Data extract »
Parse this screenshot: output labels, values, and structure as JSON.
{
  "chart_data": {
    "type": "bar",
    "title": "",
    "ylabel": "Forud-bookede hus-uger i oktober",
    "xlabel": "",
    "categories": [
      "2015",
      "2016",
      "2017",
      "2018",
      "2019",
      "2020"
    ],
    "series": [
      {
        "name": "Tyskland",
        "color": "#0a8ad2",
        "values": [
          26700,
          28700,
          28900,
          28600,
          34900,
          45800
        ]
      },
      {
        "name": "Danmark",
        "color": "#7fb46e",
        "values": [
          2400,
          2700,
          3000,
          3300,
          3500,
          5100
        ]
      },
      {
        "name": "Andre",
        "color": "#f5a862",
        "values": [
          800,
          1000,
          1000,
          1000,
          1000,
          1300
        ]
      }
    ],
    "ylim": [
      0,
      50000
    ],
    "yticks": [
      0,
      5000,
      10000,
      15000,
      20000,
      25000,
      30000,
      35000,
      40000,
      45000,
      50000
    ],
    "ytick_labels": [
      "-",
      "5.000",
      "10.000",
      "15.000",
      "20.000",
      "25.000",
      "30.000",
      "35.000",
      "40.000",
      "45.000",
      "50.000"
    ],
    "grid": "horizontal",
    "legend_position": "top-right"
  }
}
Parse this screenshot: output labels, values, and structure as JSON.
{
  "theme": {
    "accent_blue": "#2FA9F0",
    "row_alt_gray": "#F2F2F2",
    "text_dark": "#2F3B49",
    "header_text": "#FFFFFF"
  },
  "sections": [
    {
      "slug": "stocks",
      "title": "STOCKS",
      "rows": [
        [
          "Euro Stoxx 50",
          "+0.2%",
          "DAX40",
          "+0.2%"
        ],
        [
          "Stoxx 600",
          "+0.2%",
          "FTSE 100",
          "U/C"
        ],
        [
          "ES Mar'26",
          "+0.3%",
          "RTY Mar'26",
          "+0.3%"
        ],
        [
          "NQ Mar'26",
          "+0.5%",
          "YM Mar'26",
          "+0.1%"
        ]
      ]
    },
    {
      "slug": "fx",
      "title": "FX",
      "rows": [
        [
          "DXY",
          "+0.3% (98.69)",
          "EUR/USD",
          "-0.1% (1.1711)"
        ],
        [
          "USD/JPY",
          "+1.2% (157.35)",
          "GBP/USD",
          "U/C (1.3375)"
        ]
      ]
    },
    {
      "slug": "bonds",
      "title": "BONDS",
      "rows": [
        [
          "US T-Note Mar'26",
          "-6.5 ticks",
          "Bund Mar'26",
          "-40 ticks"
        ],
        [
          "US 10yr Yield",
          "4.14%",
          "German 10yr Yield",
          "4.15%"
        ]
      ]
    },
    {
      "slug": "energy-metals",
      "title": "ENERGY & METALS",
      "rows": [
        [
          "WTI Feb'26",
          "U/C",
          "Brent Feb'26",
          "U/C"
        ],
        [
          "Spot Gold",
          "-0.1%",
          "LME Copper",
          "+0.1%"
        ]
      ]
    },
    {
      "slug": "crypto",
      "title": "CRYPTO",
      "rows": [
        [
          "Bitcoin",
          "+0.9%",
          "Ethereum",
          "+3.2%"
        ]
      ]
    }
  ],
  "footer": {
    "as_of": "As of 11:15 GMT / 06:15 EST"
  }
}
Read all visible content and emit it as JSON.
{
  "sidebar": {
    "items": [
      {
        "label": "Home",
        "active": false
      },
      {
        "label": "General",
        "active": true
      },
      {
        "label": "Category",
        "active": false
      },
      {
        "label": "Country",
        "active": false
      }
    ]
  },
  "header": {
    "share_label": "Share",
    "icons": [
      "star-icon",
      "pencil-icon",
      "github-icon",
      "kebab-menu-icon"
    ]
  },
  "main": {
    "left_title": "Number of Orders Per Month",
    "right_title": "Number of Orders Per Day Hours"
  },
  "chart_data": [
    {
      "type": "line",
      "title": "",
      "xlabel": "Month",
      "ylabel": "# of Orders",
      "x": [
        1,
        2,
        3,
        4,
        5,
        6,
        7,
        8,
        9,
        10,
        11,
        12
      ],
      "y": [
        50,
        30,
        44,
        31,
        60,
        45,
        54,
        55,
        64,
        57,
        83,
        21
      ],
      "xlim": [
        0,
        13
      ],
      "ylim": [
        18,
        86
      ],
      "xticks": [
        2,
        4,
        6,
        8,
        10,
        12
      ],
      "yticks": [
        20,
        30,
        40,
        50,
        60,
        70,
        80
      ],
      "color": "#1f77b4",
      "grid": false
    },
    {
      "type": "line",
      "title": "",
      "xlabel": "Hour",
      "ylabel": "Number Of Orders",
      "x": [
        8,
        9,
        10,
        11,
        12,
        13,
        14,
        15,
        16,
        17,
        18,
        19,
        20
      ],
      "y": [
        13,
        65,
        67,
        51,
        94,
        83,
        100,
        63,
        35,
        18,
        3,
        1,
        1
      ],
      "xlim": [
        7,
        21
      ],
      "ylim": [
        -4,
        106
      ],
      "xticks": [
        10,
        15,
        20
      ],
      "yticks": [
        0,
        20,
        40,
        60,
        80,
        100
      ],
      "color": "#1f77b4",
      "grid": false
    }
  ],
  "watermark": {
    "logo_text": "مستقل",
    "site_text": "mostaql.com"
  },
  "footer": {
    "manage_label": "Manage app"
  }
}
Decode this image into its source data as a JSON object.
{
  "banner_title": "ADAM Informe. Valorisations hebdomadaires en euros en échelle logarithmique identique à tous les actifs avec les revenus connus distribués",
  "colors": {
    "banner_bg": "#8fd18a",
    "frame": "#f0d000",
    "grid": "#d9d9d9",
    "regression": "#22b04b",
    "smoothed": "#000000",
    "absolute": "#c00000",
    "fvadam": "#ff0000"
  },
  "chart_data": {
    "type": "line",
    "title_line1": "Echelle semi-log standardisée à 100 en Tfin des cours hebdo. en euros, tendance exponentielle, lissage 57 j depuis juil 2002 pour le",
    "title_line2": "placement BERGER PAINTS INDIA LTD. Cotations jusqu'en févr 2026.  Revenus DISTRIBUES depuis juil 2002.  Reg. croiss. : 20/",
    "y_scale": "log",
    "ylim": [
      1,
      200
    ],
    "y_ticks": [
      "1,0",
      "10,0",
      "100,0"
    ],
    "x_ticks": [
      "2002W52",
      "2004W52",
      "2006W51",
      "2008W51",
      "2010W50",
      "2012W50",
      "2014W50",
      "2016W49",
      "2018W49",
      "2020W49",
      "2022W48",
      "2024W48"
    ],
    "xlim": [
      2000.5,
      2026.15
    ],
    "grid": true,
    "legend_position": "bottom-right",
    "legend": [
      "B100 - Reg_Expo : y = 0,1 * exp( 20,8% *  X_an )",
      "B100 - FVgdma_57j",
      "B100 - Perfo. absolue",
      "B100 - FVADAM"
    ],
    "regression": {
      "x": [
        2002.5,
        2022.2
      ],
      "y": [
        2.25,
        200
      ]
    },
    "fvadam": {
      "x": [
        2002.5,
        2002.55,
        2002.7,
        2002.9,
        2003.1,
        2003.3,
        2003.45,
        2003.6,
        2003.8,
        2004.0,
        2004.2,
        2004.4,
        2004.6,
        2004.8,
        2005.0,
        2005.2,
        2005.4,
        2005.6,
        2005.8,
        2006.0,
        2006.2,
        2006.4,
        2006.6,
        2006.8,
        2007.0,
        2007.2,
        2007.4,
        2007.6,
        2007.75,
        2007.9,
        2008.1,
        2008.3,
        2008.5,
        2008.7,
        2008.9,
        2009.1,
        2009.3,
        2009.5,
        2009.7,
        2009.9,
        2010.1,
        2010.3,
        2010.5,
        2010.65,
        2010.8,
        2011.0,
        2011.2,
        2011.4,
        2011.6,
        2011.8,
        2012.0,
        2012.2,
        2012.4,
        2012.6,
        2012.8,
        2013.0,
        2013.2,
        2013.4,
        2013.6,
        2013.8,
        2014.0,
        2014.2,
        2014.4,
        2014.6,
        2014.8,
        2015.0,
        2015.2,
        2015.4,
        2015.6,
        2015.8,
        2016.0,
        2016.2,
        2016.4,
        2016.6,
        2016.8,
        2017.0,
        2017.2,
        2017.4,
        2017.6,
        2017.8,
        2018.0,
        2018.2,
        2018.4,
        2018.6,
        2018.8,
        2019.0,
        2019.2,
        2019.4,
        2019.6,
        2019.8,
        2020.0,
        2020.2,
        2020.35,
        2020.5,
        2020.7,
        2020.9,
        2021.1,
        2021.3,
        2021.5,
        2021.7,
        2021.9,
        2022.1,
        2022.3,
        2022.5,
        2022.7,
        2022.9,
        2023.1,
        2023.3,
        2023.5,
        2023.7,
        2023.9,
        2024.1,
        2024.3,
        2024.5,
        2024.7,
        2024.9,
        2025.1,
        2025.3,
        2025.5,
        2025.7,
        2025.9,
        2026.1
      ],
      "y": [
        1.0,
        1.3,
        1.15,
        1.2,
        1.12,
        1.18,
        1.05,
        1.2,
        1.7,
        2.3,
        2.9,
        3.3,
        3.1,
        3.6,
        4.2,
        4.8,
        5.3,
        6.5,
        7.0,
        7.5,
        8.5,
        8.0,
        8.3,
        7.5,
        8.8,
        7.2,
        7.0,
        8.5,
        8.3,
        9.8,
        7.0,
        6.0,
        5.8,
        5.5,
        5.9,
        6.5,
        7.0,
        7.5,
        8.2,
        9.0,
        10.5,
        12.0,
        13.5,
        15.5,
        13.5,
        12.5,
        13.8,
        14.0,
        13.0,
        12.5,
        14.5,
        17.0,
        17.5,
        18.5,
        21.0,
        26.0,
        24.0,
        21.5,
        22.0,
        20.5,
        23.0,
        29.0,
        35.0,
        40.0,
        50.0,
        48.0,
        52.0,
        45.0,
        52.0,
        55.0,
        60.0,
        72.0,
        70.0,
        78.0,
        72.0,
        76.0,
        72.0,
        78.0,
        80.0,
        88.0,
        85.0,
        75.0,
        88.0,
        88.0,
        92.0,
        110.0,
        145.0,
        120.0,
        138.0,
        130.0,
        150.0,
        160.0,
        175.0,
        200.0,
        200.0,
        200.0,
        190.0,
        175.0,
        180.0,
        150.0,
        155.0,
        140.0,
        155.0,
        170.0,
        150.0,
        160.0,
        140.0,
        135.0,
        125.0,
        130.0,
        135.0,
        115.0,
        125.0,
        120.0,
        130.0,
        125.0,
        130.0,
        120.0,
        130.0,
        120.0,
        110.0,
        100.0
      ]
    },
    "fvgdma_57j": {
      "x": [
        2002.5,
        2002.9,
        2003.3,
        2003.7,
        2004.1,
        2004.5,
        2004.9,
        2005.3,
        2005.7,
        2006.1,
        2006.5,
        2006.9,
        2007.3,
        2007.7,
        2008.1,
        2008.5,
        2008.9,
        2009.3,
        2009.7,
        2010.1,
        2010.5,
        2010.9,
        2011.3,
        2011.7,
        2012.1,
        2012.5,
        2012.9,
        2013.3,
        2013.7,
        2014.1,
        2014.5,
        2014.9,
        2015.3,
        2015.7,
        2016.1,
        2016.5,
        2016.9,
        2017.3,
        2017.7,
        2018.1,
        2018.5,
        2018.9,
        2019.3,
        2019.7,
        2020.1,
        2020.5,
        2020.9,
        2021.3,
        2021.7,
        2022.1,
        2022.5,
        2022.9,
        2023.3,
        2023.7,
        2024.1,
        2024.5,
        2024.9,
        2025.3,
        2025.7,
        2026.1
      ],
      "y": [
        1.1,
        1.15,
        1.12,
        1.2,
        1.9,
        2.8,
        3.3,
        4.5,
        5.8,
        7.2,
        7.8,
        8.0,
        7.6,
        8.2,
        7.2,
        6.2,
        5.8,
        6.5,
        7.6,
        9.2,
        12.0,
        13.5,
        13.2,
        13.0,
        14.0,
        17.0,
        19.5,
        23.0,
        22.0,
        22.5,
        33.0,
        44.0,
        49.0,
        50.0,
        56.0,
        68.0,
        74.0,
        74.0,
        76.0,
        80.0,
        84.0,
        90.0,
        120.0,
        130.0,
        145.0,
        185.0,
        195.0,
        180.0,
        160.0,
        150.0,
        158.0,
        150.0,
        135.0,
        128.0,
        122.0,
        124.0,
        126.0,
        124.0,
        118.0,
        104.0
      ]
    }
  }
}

Request »
Check each line of the data above for the word "grid" and say how many lines contain it, giving nothing besides the number.

Answer for this exercise »
5